### Goal
Determine which lines contain the word "JSON", then copy those lines.
#### Material for this task
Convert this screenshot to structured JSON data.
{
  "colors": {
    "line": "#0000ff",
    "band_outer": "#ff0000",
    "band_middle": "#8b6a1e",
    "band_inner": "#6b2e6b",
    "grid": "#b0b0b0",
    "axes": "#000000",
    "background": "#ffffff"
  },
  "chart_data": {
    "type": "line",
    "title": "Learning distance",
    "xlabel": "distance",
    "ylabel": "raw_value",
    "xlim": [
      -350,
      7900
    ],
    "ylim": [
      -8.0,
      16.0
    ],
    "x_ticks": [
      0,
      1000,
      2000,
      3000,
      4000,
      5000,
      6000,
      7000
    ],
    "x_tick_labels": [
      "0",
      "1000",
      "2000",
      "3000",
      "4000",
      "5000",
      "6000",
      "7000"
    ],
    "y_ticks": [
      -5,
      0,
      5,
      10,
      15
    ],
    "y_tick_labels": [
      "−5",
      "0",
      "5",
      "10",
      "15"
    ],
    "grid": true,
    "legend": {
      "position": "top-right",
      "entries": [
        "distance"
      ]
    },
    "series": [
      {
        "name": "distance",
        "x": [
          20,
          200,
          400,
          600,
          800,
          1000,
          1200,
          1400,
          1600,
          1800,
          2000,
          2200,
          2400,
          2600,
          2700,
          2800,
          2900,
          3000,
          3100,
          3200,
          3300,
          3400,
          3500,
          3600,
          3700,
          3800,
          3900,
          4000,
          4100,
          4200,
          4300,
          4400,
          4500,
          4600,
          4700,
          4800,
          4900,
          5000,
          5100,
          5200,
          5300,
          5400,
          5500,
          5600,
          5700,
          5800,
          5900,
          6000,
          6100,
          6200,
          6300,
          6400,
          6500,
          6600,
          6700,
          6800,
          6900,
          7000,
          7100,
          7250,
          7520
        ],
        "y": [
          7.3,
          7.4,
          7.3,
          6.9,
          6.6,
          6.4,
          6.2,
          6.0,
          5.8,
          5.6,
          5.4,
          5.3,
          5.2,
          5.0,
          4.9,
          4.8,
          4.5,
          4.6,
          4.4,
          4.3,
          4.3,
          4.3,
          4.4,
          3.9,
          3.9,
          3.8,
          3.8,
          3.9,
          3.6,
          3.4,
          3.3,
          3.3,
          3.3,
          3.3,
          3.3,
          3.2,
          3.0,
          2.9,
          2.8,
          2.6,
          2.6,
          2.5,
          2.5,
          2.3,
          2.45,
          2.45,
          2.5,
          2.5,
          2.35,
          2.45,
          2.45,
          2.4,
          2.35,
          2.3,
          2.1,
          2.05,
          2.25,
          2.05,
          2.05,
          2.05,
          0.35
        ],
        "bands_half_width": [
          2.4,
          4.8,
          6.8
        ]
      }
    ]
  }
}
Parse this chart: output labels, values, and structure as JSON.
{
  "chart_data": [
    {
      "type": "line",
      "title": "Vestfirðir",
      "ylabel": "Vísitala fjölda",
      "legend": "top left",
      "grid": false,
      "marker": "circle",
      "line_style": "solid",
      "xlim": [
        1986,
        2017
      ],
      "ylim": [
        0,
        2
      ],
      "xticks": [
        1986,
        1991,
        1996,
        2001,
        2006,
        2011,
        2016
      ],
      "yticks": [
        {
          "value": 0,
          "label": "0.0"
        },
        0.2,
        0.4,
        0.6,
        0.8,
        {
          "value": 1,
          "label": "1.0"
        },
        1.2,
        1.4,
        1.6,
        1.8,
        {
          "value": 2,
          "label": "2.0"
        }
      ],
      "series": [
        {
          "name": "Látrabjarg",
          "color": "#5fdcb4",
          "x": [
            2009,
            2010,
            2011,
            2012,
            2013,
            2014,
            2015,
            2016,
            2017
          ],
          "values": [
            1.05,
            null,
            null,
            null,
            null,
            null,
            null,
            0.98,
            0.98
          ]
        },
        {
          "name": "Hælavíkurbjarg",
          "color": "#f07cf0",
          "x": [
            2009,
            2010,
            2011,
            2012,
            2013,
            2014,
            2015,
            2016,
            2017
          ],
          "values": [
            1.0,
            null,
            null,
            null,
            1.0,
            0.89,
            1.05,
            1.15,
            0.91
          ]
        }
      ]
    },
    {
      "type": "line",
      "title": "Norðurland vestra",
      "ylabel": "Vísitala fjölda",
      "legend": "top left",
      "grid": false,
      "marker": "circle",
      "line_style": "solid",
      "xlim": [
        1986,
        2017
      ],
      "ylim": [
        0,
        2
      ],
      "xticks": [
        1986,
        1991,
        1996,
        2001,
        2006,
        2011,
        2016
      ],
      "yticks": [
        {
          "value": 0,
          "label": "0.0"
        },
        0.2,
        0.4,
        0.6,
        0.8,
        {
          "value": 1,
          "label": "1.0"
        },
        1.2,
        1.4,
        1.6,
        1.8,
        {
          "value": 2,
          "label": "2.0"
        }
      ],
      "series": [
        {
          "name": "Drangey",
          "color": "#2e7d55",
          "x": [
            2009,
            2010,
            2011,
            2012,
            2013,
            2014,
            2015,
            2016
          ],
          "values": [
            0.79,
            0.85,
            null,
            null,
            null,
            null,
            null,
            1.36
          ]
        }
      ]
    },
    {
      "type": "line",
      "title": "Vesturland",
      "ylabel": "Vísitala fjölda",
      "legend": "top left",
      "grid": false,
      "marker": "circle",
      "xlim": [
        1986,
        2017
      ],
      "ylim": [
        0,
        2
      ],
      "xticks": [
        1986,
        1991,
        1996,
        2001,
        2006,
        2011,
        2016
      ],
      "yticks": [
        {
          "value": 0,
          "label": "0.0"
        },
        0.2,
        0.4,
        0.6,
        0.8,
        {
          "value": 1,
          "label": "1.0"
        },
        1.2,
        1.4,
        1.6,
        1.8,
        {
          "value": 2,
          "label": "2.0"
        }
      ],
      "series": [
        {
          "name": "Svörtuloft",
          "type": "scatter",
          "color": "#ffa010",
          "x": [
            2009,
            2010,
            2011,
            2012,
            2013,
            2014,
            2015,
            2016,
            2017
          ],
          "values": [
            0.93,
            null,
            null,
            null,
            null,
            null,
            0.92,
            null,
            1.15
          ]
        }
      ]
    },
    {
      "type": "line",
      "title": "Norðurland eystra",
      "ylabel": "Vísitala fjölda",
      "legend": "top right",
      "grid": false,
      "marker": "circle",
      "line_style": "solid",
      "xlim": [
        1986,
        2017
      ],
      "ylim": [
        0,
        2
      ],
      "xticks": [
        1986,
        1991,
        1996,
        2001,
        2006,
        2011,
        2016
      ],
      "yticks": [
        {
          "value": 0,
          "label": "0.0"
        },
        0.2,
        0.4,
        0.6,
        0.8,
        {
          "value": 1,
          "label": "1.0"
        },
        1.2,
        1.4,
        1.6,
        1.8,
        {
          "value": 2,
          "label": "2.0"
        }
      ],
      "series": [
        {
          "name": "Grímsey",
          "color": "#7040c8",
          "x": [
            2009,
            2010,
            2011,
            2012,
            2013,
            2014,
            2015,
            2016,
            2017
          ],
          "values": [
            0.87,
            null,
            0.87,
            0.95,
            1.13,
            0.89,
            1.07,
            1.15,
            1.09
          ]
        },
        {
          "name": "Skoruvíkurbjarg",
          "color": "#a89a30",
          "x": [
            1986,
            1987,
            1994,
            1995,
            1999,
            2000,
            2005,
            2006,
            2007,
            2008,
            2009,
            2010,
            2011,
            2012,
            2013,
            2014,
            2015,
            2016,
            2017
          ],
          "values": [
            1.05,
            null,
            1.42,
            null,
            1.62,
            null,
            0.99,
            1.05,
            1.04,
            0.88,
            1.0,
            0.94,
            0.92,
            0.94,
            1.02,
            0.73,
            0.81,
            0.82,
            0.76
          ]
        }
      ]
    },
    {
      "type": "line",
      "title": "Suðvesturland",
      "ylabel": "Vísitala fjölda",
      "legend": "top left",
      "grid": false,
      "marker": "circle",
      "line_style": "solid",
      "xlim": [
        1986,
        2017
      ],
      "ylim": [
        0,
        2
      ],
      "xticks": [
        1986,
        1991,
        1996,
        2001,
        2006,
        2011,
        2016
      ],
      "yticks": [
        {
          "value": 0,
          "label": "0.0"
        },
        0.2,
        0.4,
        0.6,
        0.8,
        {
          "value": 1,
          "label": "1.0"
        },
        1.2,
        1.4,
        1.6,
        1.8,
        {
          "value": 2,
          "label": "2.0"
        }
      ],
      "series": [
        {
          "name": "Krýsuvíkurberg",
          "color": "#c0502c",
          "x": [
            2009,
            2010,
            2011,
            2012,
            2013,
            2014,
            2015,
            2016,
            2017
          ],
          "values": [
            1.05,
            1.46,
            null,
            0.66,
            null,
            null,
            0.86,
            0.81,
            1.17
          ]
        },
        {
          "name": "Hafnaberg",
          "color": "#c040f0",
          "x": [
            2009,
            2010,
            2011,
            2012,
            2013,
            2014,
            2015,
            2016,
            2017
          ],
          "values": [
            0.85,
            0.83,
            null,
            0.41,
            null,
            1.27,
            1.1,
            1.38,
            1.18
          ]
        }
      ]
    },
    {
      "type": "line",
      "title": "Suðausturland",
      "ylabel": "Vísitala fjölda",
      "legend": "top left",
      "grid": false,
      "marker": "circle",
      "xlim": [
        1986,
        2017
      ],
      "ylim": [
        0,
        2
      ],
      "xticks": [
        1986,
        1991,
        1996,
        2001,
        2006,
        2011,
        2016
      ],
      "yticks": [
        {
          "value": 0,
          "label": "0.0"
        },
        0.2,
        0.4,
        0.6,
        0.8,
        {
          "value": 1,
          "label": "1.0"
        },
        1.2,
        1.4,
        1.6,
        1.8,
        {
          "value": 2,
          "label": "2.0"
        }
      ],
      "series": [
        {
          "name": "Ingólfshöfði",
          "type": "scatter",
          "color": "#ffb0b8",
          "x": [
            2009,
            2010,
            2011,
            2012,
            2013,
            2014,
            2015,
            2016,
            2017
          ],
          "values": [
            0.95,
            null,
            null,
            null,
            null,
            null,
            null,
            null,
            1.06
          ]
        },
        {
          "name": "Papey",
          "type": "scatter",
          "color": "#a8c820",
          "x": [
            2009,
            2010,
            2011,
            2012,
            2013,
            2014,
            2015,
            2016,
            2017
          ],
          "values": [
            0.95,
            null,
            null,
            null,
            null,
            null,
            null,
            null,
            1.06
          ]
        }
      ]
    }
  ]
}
########
### Complete response
Convert this screenshot to structured JSON data.
Parse this chart: output labels, values, and structure as JSON.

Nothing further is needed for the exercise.